• REQUIREMENT
Copy each line exactly. Drop every picture.

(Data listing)

============================================================

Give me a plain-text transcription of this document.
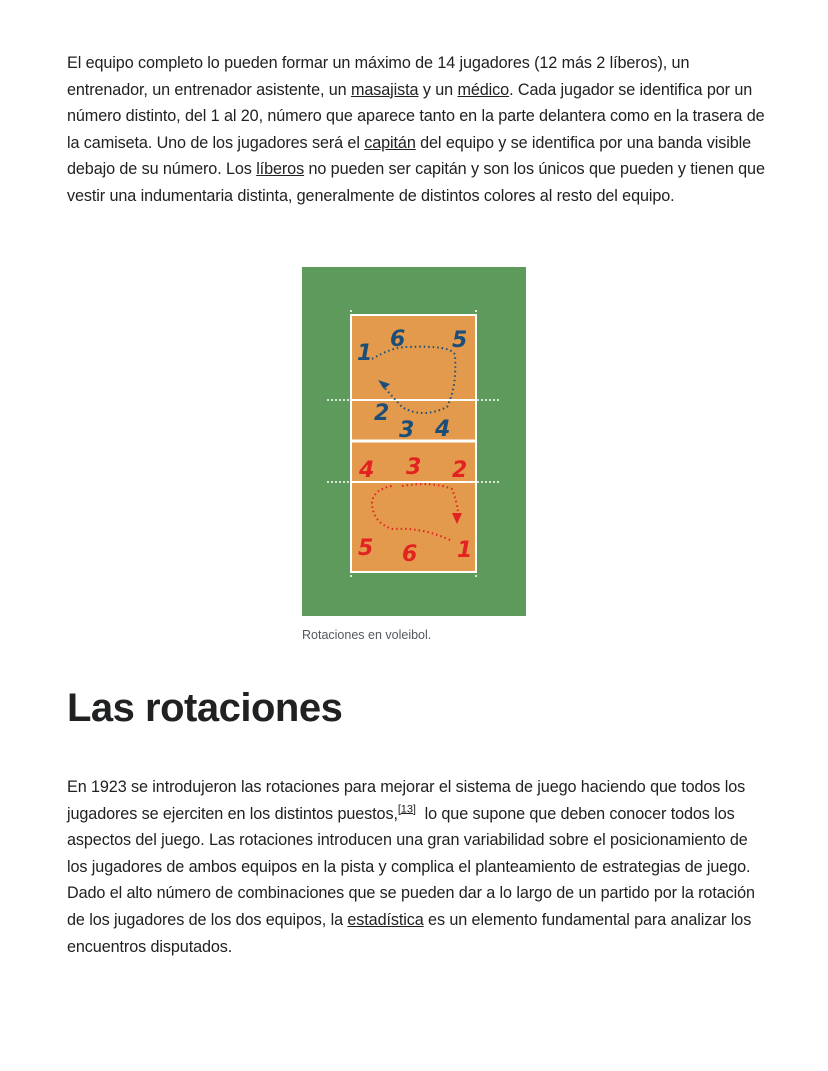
El equipo completo lo pueden formar un máximo de 14 jugadores (12 más 2 líberos), un entrenador, un entrenador asistente, un masajista y un médico. Cada jugador se identifica por un número distinto, del 1 al 20, número que aparece tanto en la parte delantera como en la trasera de la camiseta. Uno de los jugadores será el capitán del equipo y se identifica por una banda visible debajo de su número. Los líberos no pueden ser capitán y son los únicos que pueden y tienen que vestir una indumentaria distinta, generalmente de distintos colores al resto del equipo.

1
6 5
2
3 4
4 3 2
5 6 1
Rotaciones en voleibol.
Las rotaciones

En 1923 se introdujeron las rotaciones para mejorar el sistema de juego haciendo que todos los jugadores se ejerciten en los distintos puestos,[13]  lo que supone que deben conocer todos los aspectos del juego. Las rotaciones introducen una gran variabilidad sobre el posicionamiento de los jugadores de ambos equipos en la pista y complica el planteamiento de estrategias de juego. Dado el alto número de combinaciones que se pueden dar a lo largo de un partido por la rotación de los jugadores de los dos equipos, la estadística es un elemento fundamental para analizar los encuentros disputados.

============================================================

• COMPLETE RESPONSE
Give me a plain-text transcription of this document.
El equipo completo lo pueden formar un máximo de 14 jugadores (12 más 2 líberos), un entrenador, un entrenador asistente, un masajista y un médico. Cada jugador se identifica por un número distinto, del 1 al 20, número que aparece tanto en la parte delantera como en la trasera de la camiseta. Uno de los jugadores será el capitán del equipo y se identifica por una banda visible debajo de su número. Los líberos no pueden ser capitán y son los únicos que pueden y tienen que vestir una indumentaria distinta, generalmente de distintos colores al resto del equipo.

1
6 5
2
3 4
4 3 2
5 6 1
Rotaciones en voleibol.
Las rotaciones

En 1923 se introdujeron las rotaciones para mejorar el sistema de juego haciendo que todos los jugadores se ejerciten en los distintos puestos,[13]  lo que supone que deben conocer todos los aspectos del juego. Las rotaciones introducen una gran variabilidad sobre el posicionamiento de los jugadores de ambos equipos en la pista y complica el planteamiento de estrategias de juego. Dado el alto número de combinaciones que se pueden dar a lo largo de un partido por la rotación de los jugadores de los dos equipos, la estadística es un elemento fundamental para analizar los encuentros disputados.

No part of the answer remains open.